— start RECORDS SUPPLIED —

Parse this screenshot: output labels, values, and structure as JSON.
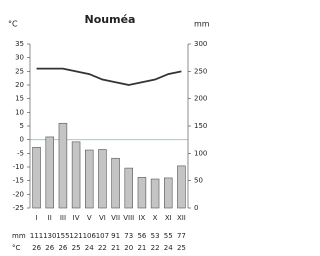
{
  "chart_data": {
    "type": "climograph",
    "title": "Nouméa",
    "y_label": "°C",
    "y2_label": "mm",
    "categories": [
      "I",
      "II",
      "III",
      "IV",
      "V",
      "VI",
      "VII",
      "VIII",
      "IX",
      "X",
      "XI",
      "XII"
    ],
    "series": [
      {
        "name": "mm",
        "type": "bar",
        "axis": "y2",
        "color": "#c4c4c4",
        "values": [
          111,
          130,
          155,
          121,
          106,
          107,
          91,
          73,
          56,
          53,
          55,
          77
        ]
      },
      {
        "name": "°C",
        "type": "line",
        "axis": "y",
        "color": "#333333",
        "values": [
          26,
          26,
          26,
          25,
          24,
          22,
          21,
          20,
          21,
          22,
          24,
          25
        ]
      }
    ],
    "ylim": [
      -25,
      35
    ],
    "yticks": [
      -25,
      -20,
      -15,
      -10,
      -5,
      0,
      5,
      10,
      15,
      20,
      25,
      30,
      35
    ],
    "y2lim": [
      0,
      300
    ],
    "y2ticks": [
      0,
      50,
      100,
      150,
      200,
      250,
      300
    ],
    "zero_line_color": "#8fd18f"
  }
}
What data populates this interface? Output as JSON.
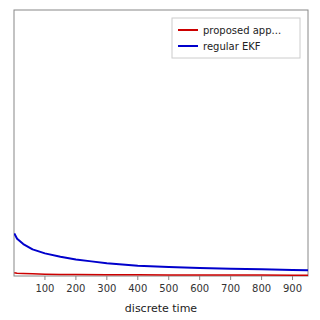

— end RECORDS SUPPLIED —

**PROBLEM REQUIREMENTS:** Keep the pictures out of your copy, and repeat every entry above exactly.

**RIGHT ANSWER:**
Parse this screenshot: output labels, values, and structure as JSON.
{
  "chart_data": {
    "type": "climograph",
    "title": "Nouméa",
    "y_label": "°C",
    "y2_label": "mm",
    "categories": [
      "I",
      "II",
      "III",
      "IV",
      "V",
      "VI",
      "VII",
      "VIII",
      "IX",
      "X",
      "XI",
      "XII"
    ],
    "series": [
      {
        "name": "mm",
        "type": "bar",
        "axis": "y2",
        "color": "#c4c4c4",
        "values": [
          111,
          130,
          155,
          121,
          106,
          107,
          91,
          73,
          56,
          53,
          55,
          77
        ]
      },
      {
        "name": "°C",
        "type": "line",
        "axis": "y",
        "color": "#333333",
        "values": [
          26,
          26,
          26,
          25,
          24,
          22,
          21,
          20,
          21,
          22,
          24,
          25
        ]
      }
    ],
    "ylim": [
      -25,
      35
    ],
    "yticks": [
      -25,
      -20,
      -15,
      -10,
      -5,
      0,
      5,
      10,
      15,
      20,
      25,
      30,
      35
    ],
    "y2lim": [
      0,
      300
    ],
    "y2ticks": [
      0,
      50,
      100,
      150,
      200,
      250,
      300
    ],
    "zero_line_color": "#8fd18f"
  }
}
What data populates this interface? Output as JSON.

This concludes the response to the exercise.